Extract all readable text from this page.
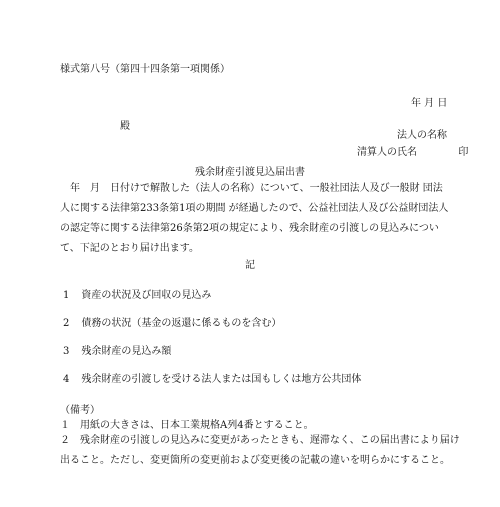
様式第八号（第四十四条第一項関係）
年 月 日
殿
法人の名称
清算人の氏名	印
残余財産引渡見込届出書
　年　月　日付けで解散した（法人の名称）について、一般社団法人及び一般財 団法人に関する法律第233条第1項の期間 が経過したので、公益社団法人及び公益財団法人の認定等に関する法律第26条第2項の規定により、残余財産の引渡しの見込みについて、下記のとおり届け出ます。
記
1 資産の状況及び回収の見込み
2 債務の状況（基金の返還に係るものを含む）
3 残余財産の見込み額
4 残余財産の引渡しを受ける法人または国もしくは地方公共団体
（備考）
１　用紙の大きさは、日本工業規格A列4番とすること。
２　残余財産の引渡しの見込みに変更があったときも、遅滞なく、この届出書により届け出ること。ただし、変更箇所の変更前および変更後の記載の違いを明らかにすること。
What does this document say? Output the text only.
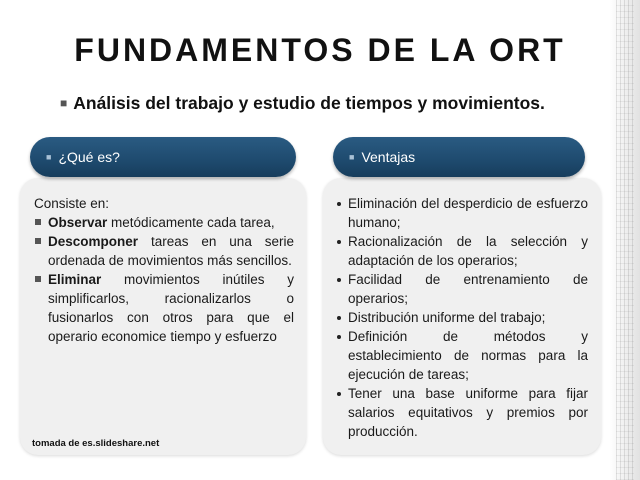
FUNDAMENTOS DE LA ORT
■ Análisis del trabajo y estudio de tiempos y movimientos.
■ ¿Qué es?
Consiste en:
Observar metódicamente cada tarea,
Descomponer tareas en una serie ordenada de movimientos más sencillos.
Eliminar movimientos inútiles y simplificarlos, racionalizarlos o fusionarlos con otros para que el operario economice tiempo y esfuerzo
■ Ventajas
Eliminación del desperdicio de esfuerzo humano;
Racionalización de la selección y adaptación de los operarios;
Facilidad de entrenamiento de operarios;
Distribución uniforme del trabajo;
Definición de métodos y establecimiento de normas para la ejecución de tareas;
Tener una base uniforme para fijar salarios equitativos y premios por producción.
tomada de es.slideshare.net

▸ **What the task asks**: Return all of the entries exactly as written, but drop any pictures they hold.

▸ **Exercise response**:
Extract all readable text from this page.
様式第八号（第四十四条第一項関係）
年 月 日
殿
法人の名称
清算人の氏名	印
残余財産引渡見込届出書
　年　月　日付けで解散した（法人の名称）について、一般社団法人及び一般財 団法人に関する法律第233条第1項の期間 が経過したので、公益社団法人及び公益財団法人の認定等に関する法律第26条第2項の規定により、残余財産の引渡しの見込みについて、下記のとおり届け出ます。
記
1 資産の状況及び回収の見込み
2 債務の状況（基金の返還に係るものを含む）
3 残余財産の見込み額
4 残余財産の引渡しを受ける法人または国もしくは地方公共団体
（備考）
１　用紙の大きさは、日本工業規格A列4番とすること。
２　残余財産の引渡しの見込みに変更があったときも、遅滞なく、この届出書により届け出ること。ただし、変更箇所の変更前および変更後の記載の違いを明らかにすること。
What does this document say? Output the text only.
FUNDAMENTOS DE LA ORT
■ Análisis del trabajo y estudio de tiempos y movimientos.
■ ¿Qué es?
Consiste en:
Observar metódicamente cada tarea,
Descomponer tareas en una serie ordenada de movimientos más sencillos.
Eliminar movimientos inútiles y simplificarlos, racionalizarlos o fusionarlos con otros para que el operario economice tiempo y esfuerzo
■ Ventajas
Eliminación del desperdicio de esfuerzo humano;
Racionalización de la selección y adaptación de los operarios;
Facilidad de entrenamiento de operarios;
Distribución uniforme del trabajo;
Definición de métodos y establecimiento de normas para la ejecución de tareas;
Tener una base uniforme para fijar salarios equitativos y premios por producción.
tomada de es.slideshare.net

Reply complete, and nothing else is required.